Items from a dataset

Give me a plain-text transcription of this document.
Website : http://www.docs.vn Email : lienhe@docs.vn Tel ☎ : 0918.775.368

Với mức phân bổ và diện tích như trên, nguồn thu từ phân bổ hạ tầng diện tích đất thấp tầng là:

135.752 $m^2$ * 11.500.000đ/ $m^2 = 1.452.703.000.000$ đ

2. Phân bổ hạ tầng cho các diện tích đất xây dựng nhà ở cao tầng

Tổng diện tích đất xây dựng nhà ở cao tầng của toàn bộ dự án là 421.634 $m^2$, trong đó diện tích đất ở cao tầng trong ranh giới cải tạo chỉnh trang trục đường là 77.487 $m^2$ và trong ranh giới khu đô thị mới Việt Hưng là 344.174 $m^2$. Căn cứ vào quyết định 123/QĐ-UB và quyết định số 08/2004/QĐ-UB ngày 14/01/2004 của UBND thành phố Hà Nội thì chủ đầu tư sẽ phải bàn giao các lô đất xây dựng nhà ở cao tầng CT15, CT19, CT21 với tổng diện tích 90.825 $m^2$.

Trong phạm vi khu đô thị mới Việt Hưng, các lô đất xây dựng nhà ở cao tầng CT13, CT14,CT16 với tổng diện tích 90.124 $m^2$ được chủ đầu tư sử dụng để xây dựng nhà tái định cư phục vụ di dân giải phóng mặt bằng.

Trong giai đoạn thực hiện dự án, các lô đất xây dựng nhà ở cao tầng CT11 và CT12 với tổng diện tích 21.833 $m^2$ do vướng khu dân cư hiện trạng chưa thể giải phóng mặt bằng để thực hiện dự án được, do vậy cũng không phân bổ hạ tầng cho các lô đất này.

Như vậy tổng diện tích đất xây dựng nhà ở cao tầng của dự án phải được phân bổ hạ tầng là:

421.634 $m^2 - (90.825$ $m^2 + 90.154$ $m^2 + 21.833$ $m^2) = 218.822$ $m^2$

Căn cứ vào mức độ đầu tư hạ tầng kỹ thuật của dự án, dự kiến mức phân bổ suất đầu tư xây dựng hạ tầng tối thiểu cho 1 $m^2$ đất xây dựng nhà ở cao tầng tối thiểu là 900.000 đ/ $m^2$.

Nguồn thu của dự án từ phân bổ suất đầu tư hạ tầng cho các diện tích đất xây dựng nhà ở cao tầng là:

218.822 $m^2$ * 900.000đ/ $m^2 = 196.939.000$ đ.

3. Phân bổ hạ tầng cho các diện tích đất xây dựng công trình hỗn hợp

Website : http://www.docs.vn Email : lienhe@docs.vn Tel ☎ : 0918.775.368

**Your objective:**
Each record must be returned exactly as it is written.

**Complete output:**
Give me a plain-text transcription of this document.
Website : http://www.docs.vn Email : lienhe@docs.vn Tel ☎ : 0918.775.368

Với mức phân bổ và diện tích như trên, nguồn thu từ phân bổ hạ tầng diện tích đất thấp tầng là:

135.752 $m^2$ * 11.500.000đ/ $m^2 = 1.452.703.000.000$ đ

2. Phân bổ hạ tầng cho các diện tích đất xây dựng nhà ở cao tầng

Tổng diện tích đất xây dựng nhà ở cao tầng của toàn bộ dự án là 421.634 $m^2$, trong đó diện tích đất ở cao tầng trong ranh giới cải tạo chỉnh trang trục đường là 77.487 $m^2$ và trong ranh giới khu đô thị mới Việt Hưng là 344.174 $m^2$. Căn cứ vào quyết định 123/QĐ-UB và quyết định số 08/2004/QĐ-UB ngày 14/01/2004 của UBND thành phố Hà Nội thì chủ đầu tư sẽ phải bàn giao các lô đất xây dựng nhà ở cao tầng CT15, CT19, CT21 với tổng diện tích 90.825 $m^2$.

Trong phạm vi khu đô thị mới Việt Hưng, các lô đất xây dựng nhà ở cao tầng CT13, CT14,CT16 với tổng diện tích 90.124 $m^2$ được chủ đầu tư sử dụng để xây dựng nhà tái định cư phục vụ di dân giải phóng mặt bằng.

Trong giai đoạn thực hiện dự án, các lô đất xây dựng nhà ở cao tầng CT11 và CT12 với tổng diện tích 21.833 $m^2$ do vướng khu dân cư hiện trạng chưa thể giải phóng mặt bằng để thực hiện dự án được, do vậy cũng không phân bổ hạ tầng cho các lô đất này.

Như vậy tổng diện tích đất xây dựng nhà ở cao tầng của dự án phải được phân bổ hạ tầng là:

421.634 $m^2 - (90.825$ $m^2 + 90.154$ $m^2 + 21.833$ $m^2) = 218.822$ $m^2$

Căn cứ vào mức độ đầu tư hạ tầng kỹ thuật của dự án, dự kiến mức phân bổ suất đầu tư xây dựng hạ tầng tối thiểu cho 1 $m^2$ đất xây dựng nhà ở cao tầng tối thiểu là 900.000 đ/ $m^2$.

Nguồn thu của dự án từ phân bổ suất đầu tư hạ tầng cho các diện tích đất xây dựng nhà ở cao tầng là:

218.822 $m^2$ * 900.000đ/ $m^2 = 196.939.000$ đ.

3. Phân bổ hạ tầng cho các diện tích đất xây dựng công trình hỗn hợp

Website : http://www.docs.vn Email : lienhe@docs.vn Tel ☎ : 0918.775.368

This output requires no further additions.